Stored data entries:
◇ ◇ ◇ ◇ ◇
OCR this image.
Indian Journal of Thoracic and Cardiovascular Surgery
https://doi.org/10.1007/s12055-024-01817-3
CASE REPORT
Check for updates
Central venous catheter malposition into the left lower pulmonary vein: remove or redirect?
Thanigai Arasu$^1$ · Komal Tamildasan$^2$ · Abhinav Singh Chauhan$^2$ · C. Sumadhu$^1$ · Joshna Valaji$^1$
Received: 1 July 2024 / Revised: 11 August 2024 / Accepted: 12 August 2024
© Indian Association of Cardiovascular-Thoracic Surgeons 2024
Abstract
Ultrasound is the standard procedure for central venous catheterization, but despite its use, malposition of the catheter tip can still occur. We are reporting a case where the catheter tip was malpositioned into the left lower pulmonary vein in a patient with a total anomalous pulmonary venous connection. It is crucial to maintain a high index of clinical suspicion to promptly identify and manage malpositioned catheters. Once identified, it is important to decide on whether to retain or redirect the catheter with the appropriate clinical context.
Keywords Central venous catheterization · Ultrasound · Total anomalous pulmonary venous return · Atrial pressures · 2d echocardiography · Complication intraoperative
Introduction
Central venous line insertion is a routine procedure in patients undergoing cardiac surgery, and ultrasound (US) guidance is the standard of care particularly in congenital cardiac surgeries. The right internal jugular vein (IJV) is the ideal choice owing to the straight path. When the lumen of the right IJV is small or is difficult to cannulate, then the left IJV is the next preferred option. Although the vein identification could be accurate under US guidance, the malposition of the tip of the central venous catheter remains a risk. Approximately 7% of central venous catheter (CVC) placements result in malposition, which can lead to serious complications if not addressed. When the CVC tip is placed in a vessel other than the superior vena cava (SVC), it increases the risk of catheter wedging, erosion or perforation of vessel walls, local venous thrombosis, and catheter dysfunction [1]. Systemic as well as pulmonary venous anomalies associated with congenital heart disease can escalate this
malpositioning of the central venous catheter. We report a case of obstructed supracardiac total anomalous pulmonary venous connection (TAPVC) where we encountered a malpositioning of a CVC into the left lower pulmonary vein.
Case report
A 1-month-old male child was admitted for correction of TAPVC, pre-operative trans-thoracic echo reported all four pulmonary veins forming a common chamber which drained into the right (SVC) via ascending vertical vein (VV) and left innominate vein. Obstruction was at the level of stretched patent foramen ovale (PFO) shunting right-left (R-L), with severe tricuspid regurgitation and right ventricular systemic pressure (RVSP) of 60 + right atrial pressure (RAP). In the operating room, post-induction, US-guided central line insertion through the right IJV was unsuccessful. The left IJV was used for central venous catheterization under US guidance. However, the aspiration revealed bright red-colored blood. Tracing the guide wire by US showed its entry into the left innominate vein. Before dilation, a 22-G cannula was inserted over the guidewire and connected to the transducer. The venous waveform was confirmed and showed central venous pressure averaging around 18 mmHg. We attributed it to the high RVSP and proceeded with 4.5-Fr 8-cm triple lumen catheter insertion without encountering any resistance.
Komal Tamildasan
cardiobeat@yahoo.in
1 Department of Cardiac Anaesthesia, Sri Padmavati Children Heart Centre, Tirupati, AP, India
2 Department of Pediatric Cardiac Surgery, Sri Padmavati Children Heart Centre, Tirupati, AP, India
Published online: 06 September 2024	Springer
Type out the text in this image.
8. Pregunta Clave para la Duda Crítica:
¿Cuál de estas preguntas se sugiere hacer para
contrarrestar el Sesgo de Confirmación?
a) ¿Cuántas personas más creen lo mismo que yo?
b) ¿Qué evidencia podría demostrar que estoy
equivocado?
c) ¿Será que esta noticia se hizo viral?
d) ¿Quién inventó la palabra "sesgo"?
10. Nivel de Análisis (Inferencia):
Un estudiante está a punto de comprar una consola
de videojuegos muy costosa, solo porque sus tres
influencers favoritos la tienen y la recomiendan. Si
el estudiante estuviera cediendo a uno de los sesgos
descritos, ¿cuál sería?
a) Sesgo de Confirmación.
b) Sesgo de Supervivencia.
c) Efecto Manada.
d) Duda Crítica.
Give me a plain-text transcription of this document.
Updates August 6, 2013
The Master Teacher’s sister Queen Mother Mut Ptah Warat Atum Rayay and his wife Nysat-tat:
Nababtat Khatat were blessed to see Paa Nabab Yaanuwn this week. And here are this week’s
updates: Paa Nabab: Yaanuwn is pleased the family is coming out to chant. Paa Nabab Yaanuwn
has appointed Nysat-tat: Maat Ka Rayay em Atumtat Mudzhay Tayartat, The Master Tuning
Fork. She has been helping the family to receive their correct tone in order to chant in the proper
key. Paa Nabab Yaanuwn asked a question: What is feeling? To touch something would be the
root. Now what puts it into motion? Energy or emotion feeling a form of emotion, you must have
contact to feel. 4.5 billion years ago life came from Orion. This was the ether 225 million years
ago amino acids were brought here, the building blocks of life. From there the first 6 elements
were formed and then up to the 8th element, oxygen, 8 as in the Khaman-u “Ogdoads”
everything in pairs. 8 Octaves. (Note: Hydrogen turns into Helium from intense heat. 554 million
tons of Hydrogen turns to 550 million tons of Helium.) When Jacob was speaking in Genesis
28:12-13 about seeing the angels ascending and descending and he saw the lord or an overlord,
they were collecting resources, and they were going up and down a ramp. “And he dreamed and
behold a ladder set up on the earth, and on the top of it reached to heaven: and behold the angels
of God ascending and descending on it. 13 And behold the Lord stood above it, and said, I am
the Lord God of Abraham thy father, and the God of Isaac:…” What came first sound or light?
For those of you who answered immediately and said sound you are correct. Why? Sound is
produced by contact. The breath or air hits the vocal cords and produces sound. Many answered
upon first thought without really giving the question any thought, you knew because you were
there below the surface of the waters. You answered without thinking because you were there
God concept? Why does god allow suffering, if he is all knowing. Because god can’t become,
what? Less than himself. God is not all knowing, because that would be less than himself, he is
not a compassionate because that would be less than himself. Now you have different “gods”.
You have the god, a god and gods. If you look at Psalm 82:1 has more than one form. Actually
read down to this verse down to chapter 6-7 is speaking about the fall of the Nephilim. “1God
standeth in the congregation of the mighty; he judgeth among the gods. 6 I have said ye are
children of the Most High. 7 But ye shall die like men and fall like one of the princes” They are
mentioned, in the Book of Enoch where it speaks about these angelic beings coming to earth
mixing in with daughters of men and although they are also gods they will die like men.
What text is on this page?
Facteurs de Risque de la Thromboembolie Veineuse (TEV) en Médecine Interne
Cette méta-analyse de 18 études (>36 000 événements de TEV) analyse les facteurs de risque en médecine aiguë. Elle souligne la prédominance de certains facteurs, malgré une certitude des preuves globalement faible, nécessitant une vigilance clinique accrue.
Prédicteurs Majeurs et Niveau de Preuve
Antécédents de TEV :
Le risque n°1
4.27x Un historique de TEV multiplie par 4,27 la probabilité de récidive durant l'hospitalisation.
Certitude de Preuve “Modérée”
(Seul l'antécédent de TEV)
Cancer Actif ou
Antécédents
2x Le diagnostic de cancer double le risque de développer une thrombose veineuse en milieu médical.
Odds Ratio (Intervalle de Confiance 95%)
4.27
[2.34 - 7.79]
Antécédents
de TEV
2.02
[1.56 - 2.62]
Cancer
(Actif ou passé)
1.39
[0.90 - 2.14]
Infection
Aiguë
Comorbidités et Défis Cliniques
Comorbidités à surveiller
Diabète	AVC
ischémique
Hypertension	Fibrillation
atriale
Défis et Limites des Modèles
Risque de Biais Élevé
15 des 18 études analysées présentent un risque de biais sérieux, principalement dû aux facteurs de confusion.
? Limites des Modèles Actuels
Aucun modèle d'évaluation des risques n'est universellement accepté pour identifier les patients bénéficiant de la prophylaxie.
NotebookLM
◇ ◇ ◇ ◇ ◇
Give back the entries exactly. Omit none of them.

OCR this image.
Indian Journal of Thoracic and Cardiovascular Surgery
https://doi.org/10.1007/s12055-024-01817-3
CASE REPORT
Check for updates
Central venous catheter malposition into the left lower pulmonary vein: remove or redirect?
Thanigai Arasu$^1$ · Komal Tamildasan$^2$ · Abhinav Singh Chauhan$^2$ · C. Sumadhu$^1$ · Joshna Valaji$^1$
Received: 1 July 2024 / Revised: 11 August 2024 / Accepted: 12 August 2024
© Indian Association of Cardiovascular-Thoracic Surgeons 2024
Abstract
Ultrasound is the standard procedure for central venous catheterization, but despite its use, malposition of the catheter tip can still occur. We are reporting a case where the catheter tip was malpositioned into the left lower pulmonary vein in a patient with a total anomalous pulmonary venous connection. It is crucial to maintain a high index of clinical suspicion to promptly identify and manage malpositioned catheters. Once identified, it is important to decide on whether to retain or redirect the catheter with the appropriate clinical context.
Keywords Central venous catheterization · Ultrasound · Total anomalous pulmonary venous return · Atrial pressures · 2d echocardiography · Complication intraoperative
Introduction
Central venous line insertion is a routine procedure in patients undergoing cardiac surgery, and ultrasound (US) guidance is the standard of care particularly in congenital cardiac surgeries. The right internal jugular vein (IJV) is the ideal choice owing to the straight path. When the lumen of the right IJV is small or is difficult to cannulate, then the left IJV is the next preferred option. Although the vein identification could be accurate under US guidance, the malposition of the tip of the central venous catheter remains a risk. Approximately 7% of central venous catheter (CVC) placements result in malposition, which can lead to serious complications if not addressed. When the CVC tip is placed in a vessel other than the superior vena cava (SVC), it increases the risk of catheter wedging, erosion or perforation of vessel walls, local venous thrombosis, and catheter dysfunction [1]. Systemic as well as pulmonary venous anomalies associated with congenital heart disease can escalate this
malpositioning of the central venous catheter. We report a case of obstructed supracardiac total anomalous pulmonary venous connection (TAPVC) where we encountered a malpositioning of a CVC into the left lower pulmonary vein.
Case report
A 1-month-old male child was admitted for correction of TAPVC, pre-operative trans-thoracic echo reported all four pulmonary veins forming a common chamber which drained into the right (SVC) via ascending vertical vein (VV) and left innominate vein. Obstruction was at the level of stretched patent foramen ovale (PFO) shunting right-left (R-L), with severe tricuspid regurgitation and right ventricular systemic pressure (RVSP) of 60 + right atrial pressure (RAP). In the operating room, post-induction, US-guided central line insertion through the right IJV was unsuccessful. The left IJV was used for central venous catheterization under US guidance. However, the aspiration revealed bright red-colored blood. Tracing the guide wire by US showed its entry into the left innominate vein. Before dilation, a 22-G cannula was inserted over the guidewire and connected to the transducer. The venous waveform was confirmed and showed central venous pressure averaging around 18 mmHg. We attributed it to the high RVSP and proceeded with 4.5-Fr 8-cm triple lumen catheter insertion without encountering any resistance.
Komal Tamildasan
cardiobeat@yahoo.in
1 Department of Cardiac Anaesthesia, Sri Padmavati Children Heart Centre, Tirupati, AP, India
2 Department of Pediatric Cardiac Surgery, Sri Padmavati Children Heart Centre, Tirupati, AP, India
Published online: 06 September 2024	Springer
Type out the text in this image.
8. Pregunta Clave para la Duda Crítica:
¿Cuál de estas preguntas se sugiere hacer para
contrarrestar el Sesgo de Confirmación?
a) ¿Cuántas personas más creen lo mismo que yo?
b) ¿Qué evidencia podría demostrar que estoy
equivocado?
c) ¿Será que esta noticia se hizo viral?
d) ¿Quién inventó la palabra "sesgo"?
10. Nivel de Análisis (Inferencia):
Un estudiante está a punto de comprar una consola
de videojuegos muy costosa, solo porque sus tres
influencers favoritos la tienen y la recomiendan. Si
el estudiante estuviera cediendo a uno de los sesgos
descritos, ¿cuál sería?
a) Sesgo de Confirmación.
b) Sesgo de Supervivencia.
c) Efecto Manada.
d) Duda Crítica.
Give me a plain-text transcription of this document.
Updates August 6, 2013
The Master Teacher’s sister Queen Mother Mut Ptah Warat Atum Rayay and his wife Nysat-tat:
Nababtat Khatat were blessed to see Paa Nabab Yaanuwn this week. And here are this week’s
updates: Paa Nabab: Yaanuwn is pleased the family is coming out to chant. Paa Nabab Yaanuwn
has appointed Nysat-tat: Maat Ka Rayay em Atumtat Mudzhay Tayartat, The Master Tuning
Fork. She has been helping the family to receive their correct tone in order to chant in the proper
key. Paa Nabab Yaanuwn asked a question: What is feeling? To touch something would be the
root. Now what puts it into motion? Energy or emotion feeling a form of emotion, you must have
contact to feel. 4.5 billion years ago life came from Orion. This was the ether 225 million years
ago amino acids were brought here, the building blocks of life. From there the first 6 elements
were formed and then up to the 8th element, oxygen, 8 as in the Khaman-u “Ogdoads”
everything in pairs. 8 Octaves. (Note: Hydrogen turns into Helium from intense heat. 554 million
tons of Hydrogen turns to 550 million tons of Helium.) When Jacob was speaking in Genesis
28:12-13 about seeing the angels ascending and descending and he saw the lord or an overlord,
they were collecting resources, and they were going up and down a ramp. “And he dreamed and
behold a ladder set up on the earth, and on the top of it reached to heaven: and behold the angels
of God ascending and descending on it. 13 And behold the Lord stood above it, and said, I am
the Lord God of Abraham thy father, and the God of Isaac:…” What came first sound or light?
For those of you who answered immediately and said sound you are correct. Why? Sound is
produced by contact. The breath or air hits the vocal cords and produces sound. Many answered
upon first thought without really giving the question any thought, you knew because you were
there below the surface of the waters. You answered without thinking because you were there
God concept? Why does god allow suffering, if he is all knowing. Because god can’t become,
what? Less than himself. God is not all knowing, because that would be less than himself, he is
not a compassionate because that would be less than himself. Now you have different “gods”.
You have the god, a god and gods. If you look at Psalm 82:1 has more than one form. Actually
read down to this verse down to chapter 6-7 is speaking about the fall of the Nephilim. “1God
standeth in the congregation of the mighty; he judgeth among the gods. 6 I have said ye are
children of the Most High. 7 But ye shall die like men and fall like one of the princes” They are
mentioned, in the Book of Enoch where it speaks about these angelic beings coming to earth
mixing in with daughters of men and although they are also gods they will die like men.
What text is on this page?
Facteurs de Risque de la Thromboembolie Veineuse (TEV) en Médecine Interne
Cette méta-analyse de 18 études (>36 000 événements de TEV) analyse les facteurs de risque en médecine aiguë. Elle souligne la prédominance de certains facteurs, malgré une certitude des preuves globalement faible, nécessitant une vigilance clinique accrue.
Prédicteurs Majeurs et Niveau de Preuve
Antécédents de TEV :
Le risque n°1
4.27x Un historique de TEV multiplie par 4,27 la probabilité de récidive durant l'hospitalisation.
Certitude de Preuve “Modérée”
(Seul l'antécédent de TEV)
Cancer Actif ou
Antécédents
2x Le diagnostic de cancer double le risque de développer une thrombose veineuse en milieu médical.
Odds Ratio (Intervalle de Confiance 95%)
4.27
[2.34 - 7.79]
Antécédents
de TEV
2.02
[1.56 - 2.62]
Cancer
(Actif ou passé)
1.39
[0.90 - 2.14]
Infection
Aiguë
Comorbidités et Défis Cliniques
Comorbidités à surveiller
Diabète	AVC
ischémique
Hypertension	Fibrillation
atriale
Défis et Limites des Modèles
Risque de Biais Élevé
15 des 18 études analysées présentent un risque de biais sérieux, principalement dû aux facteurs de confusion.
? Limites des Modèles Actuels
Aucun modèle d'évaluation des risques n'est universellement accepté pour identifier les patients bénéficiant de la prophylaxie.
NotebookLM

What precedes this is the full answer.